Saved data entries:
************
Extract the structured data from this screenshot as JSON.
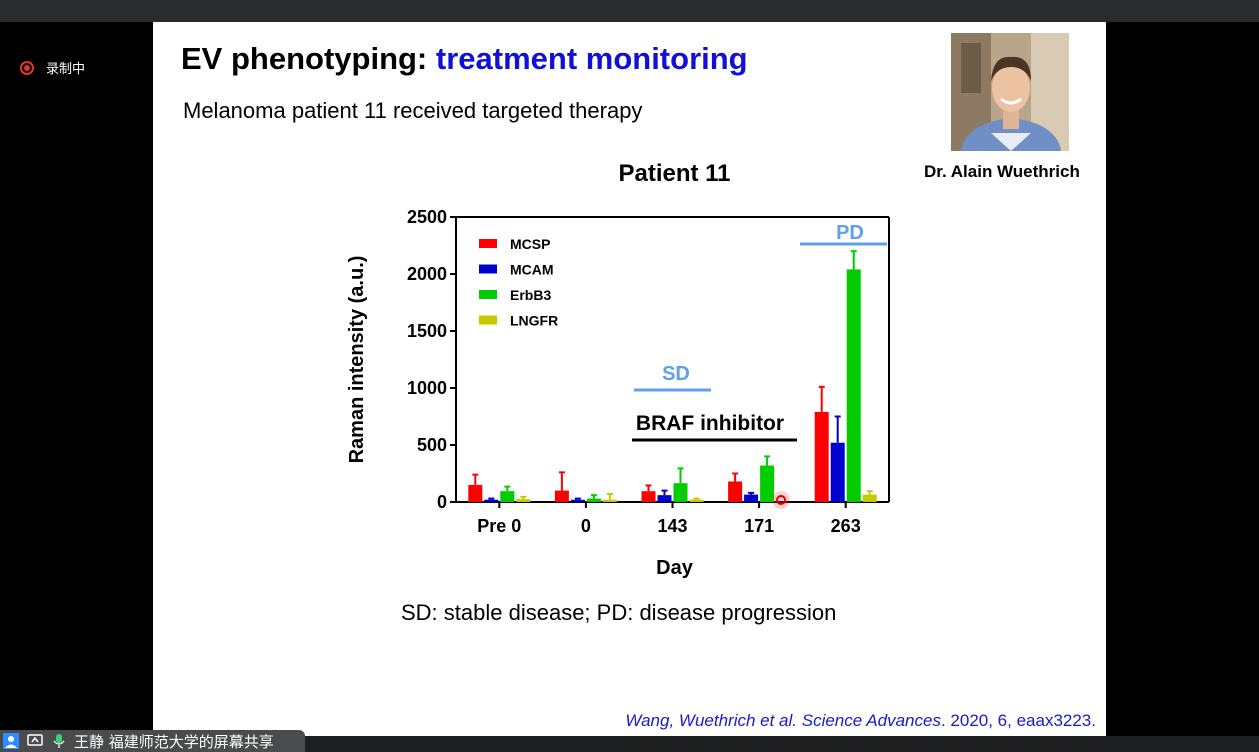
{
  "recording": {
    "label": "录制中"
  },
  "slide": {
    "title_prefix": "EV phenotyping:",
    "title_accent": "treatment monitoring",
    "subtitle": "Melanoma patient 11 received targeted therapy",
    "photo_caption": "Dr. Alain Wuethrich",
    "caption": "SD: stable disease; PD: disease progression",
    "citation_italic": "Wang, Wuethrich et al. Science Advances",
    "citation_rest": ". 2020, 6, eaax3223.",
    "accent_color": "#1111d6"
  },
  "chart_data": {
    "type": "bar",
    "title": "Patient 11",
    "xlabel": "Day",
    "ylabel": "Raman intensity (a.u.)",
    "ylim": [
      0,
      2500
    ],
    "yticks": [
      "0",
      "500",
      "1000",
      "1500",
      "2000",
      "2500"
    ],
    "categories": [
      "Pre 0",
      "0",
      "143",
      "171",
      "263"
    ],
    "legend_position": "top-left",
    "series": [
      {
        "name": "MCSP",
        "color": "#ff0000",
        "values": [
          150,
          100,
          95,
          180,
          790
        ],
        "errors": [
          90,
          160,
          50,
          70,
          220
        ]
      },
      {
        "name": "MCAM",
        "color": "#0000cc",
        "values": [
          20,
          20,
          60,
          65,
          520
        ],
        "errors": [
          10,
          10,
          40,
          15,
          230
        ]
      },
      {
        "name": "ErbB3",
        "color": "#00cc00",
        "values": [
          95,
          30,
          165,
          320,
          2040
        ],
        "errors": [
          40,
          30,
          130,
          80,
          160
        ]
      },
      {
        "name": "LNGFR",
        "color": "#c8c800",
        "values": [
          25,
          20,
          20,
          0,
          65
        ],
        "errors": [
          20,
          50,
          10,
          0,
          30
        ]
      }
    ],
    "annotations": {
      "sd_label": "SD",
      "pd_label": "PD",
      "braf_label": "BRAF inhibitor"
    }
  },
  "share_bar": {
    "text": "王静 福建师范大学的屏幕共享"
  }
}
************
Your goal: Skip every picture and transcribe the data above exactly.

Task response:
Extract the structured data from this screenshot as JSON.
{
  "recording": {
    "label": "录制中"
  },
  "slide": {
    "title_prefix": "EV phenotyping:",
    "title_accent": "treatment monitoring",
    "subtitle": "Melanoma patient 11 received targeted therapy",
    "photo_caption": "Dr. Alain Wuethrich",
    "caption": "SD: stable disease; PD: disease progression",
    "citation_italic": "Wang, Wuethrich et al. Science Advances",
    "citation_rest": ". 2020, 6, eaax3223.",
    "accent_color": "#1111d6"
  },
  "chart_data": {
    "type": "bar",
    "title": "Patient 11",
    "xlabel": "Day",
    "ylabel": "Raman intensity (a.u.)",
    "ylim": [
      0,
      2500
    ],
    "yticks": [
      "0",
      "500",
      "1000",
      "1500",
      "2000",
      "2500"
    ],
    "categories": [
      "Pre 0",
      "0",
      "143",
      "171",
      "263"
    ],
    "legend_position": "top-left",
    "series": [
      {
        "name": "MCSP",
        "color": "#ff0000",
        "values": [
          150,
          100,
          95,
          180,
          790
        ],
        "errors": [
          90,
          160,
          50,
          70,
          220
        ]
      },
      {
        "name": "MCAM",
        "color": "#0000cc",
        "values": [
          20,
          20,
          60,
          65,
          520
        ],
        "errors": [
          10,
          10,
          40,
          15,
          230
        ]
      },
      {
        "name": "ErbB3",
        "color": "#00cc00",
        "values": [
          95,
          30,
          165,
          320,
          2040
        ],
        "errors": [
          40,
          30,
          130,
          80,
          160
        ]
      },
      {
        "name": "LNGFR",
        "color": "#c8c800",
        "values": [
          25,
          20,
          20,
          0,
          65
        ],
        "errors": [
          20,
          50,
          10,
          0,
          30
        ]
      }
    ],
    "annotations": {
      "sd_label": "SD",
      "pd_label": "PD",
      "braf_label": "BRAF inhibitor"
    }
  },
  "share_bar": {
    "text": "王静 福建师范大学的屏幕共享"
  }
}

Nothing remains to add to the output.